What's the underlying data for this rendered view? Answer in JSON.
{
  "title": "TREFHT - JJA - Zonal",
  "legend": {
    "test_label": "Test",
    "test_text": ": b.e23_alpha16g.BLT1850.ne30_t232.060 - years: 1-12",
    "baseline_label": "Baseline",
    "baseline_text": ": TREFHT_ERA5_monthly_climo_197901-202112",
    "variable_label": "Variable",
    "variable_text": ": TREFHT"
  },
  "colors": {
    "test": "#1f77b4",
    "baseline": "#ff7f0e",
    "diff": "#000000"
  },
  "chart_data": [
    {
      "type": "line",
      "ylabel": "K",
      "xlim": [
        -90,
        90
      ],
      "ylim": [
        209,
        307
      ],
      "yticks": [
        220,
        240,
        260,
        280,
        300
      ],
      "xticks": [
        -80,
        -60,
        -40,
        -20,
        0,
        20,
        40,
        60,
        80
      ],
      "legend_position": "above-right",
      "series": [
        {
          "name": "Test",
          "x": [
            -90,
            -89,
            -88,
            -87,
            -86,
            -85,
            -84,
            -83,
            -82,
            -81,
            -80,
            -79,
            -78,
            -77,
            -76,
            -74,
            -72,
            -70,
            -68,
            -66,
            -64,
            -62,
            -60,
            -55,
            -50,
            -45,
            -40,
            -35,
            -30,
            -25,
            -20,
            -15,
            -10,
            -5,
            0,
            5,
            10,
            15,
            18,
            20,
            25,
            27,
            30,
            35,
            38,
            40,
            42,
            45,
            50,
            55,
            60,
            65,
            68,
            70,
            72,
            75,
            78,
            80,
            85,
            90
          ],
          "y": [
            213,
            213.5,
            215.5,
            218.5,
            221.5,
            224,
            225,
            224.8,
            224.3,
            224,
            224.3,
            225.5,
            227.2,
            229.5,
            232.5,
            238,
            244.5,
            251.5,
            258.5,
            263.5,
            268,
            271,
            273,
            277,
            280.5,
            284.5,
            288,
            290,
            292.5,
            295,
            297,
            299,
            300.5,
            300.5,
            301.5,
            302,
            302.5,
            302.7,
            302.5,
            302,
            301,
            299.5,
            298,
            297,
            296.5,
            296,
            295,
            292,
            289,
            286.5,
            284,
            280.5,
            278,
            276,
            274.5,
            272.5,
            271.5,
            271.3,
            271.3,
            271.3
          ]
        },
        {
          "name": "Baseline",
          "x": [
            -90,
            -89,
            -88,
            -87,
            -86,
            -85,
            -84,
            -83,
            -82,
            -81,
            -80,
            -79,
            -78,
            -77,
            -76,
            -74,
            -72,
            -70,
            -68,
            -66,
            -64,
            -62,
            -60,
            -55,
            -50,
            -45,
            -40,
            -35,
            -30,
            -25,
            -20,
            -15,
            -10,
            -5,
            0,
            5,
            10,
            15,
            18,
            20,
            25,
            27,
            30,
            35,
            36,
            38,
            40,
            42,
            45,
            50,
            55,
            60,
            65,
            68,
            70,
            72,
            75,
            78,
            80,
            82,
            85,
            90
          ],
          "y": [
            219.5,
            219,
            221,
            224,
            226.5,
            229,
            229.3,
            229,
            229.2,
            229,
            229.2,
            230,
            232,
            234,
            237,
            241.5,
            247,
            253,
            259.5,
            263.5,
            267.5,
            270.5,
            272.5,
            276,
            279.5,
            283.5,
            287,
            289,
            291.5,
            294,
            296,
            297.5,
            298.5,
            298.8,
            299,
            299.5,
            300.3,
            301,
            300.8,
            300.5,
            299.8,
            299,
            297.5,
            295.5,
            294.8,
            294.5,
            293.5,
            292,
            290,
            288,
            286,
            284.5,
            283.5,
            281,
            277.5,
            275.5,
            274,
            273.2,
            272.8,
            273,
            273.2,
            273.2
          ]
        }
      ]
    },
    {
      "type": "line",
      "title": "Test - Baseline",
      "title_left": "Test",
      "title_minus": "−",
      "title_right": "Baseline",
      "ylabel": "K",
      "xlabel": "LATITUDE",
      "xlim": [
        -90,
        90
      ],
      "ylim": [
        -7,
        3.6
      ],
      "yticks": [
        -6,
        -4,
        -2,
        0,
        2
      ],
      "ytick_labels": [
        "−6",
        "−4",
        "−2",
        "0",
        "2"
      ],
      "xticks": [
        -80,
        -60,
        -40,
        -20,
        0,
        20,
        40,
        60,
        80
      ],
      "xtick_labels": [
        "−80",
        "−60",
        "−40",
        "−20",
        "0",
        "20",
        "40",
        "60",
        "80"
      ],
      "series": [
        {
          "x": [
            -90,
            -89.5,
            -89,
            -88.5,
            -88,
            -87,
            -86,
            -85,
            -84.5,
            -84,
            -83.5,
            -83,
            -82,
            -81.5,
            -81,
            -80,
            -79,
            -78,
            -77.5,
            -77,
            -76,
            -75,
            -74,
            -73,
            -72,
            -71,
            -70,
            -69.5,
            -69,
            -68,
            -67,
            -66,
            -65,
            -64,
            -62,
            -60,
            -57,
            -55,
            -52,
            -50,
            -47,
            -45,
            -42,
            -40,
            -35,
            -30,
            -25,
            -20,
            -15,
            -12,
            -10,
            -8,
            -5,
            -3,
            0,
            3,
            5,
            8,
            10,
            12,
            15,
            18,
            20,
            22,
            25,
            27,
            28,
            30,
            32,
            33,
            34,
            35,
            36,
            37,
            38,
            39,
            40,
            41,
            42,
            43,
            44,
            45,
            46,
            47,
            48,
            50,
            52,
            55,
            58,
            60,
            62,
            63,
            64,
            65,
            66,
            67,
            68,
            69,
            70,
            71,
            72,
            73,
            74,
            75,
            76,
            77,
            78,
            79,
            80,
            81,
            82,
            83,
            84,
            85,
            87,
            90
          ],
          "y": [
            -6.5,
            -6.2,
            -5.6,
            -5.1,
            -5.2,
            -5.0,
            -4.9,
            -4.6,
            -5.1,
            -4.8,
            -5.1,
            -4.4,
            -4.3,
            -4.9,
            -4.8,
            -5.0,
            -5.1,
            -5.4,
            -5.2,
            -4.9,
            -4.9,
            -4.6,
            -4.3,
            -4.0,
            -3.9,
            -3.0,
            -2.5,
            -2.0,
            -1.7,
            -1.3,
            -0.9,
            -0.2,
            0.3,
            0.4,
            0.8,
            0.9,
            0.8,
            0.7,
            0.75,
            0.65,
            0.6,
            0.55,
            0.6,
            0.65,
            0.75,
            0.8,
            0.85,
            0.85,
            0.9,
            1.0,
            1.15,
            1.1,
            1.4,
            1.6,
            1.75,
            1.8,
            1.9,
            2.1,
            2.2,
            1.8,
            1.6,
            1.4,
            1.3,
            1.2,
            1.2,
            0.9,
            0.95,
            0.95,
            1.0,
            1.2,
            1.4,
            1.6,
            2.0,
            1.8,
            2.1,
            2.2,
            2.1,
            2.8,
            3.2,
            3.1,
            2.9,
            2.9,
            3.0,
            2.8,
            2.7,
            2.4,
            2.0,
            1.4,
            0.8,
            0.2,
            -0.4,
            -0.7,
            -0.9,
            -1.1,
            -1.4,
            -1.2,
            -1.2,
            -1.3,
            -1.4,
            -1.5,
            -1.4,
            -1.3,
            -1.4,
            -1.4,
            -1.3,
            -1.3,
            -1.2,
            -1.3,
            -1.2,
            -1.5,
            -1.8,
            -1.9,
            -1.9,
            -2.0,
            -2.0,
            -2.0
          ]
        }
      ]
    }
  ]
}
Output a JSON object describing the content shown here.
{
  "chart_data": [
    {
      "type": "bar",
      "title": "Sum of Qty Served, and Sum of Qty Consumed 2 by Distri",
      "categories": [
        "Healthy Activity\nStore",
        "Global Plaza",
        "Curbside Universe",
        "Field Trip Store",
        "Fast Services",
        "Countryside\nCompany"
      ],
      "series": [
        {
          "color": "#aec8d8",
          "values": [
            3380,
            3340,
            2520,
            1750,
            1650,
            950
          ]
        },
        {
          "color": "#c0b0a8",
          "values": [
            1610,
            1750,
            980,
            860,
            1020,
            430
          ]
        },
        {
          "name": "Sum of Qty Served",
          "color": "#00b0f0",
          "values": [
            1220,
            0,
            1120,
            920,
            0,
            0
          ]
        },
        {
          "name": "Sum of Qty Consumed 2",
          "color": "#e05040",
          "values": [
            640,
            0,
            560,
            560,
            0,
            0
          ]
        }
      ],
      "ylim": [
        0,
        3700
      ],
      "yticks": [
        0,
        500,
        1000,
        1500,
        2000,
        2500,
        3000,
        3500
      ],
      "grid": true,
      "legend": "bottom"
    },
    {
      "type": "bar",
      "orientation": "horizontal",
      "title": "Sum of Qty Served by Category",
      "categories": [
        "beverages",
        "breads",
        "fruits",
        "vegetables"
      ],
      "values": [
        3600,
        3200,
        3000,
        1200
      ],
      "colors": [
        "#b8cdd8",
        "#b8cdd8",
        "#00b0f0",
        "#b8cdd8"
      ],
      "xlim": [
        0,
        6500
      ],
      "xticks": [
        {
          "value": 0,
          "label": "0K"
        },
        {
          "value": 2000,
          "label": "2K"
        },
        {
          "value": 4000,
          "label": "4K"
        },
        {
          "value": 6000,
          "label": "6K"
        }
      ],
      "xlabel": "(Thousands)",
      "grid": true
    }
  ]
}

════════

- **What is needed**
Pick out each line above that includes "JSON" and show it.

- **Result of the task**
What's the underlying data for this rendered view? Answer in JSON.
Output a JSON object describing the content shown here.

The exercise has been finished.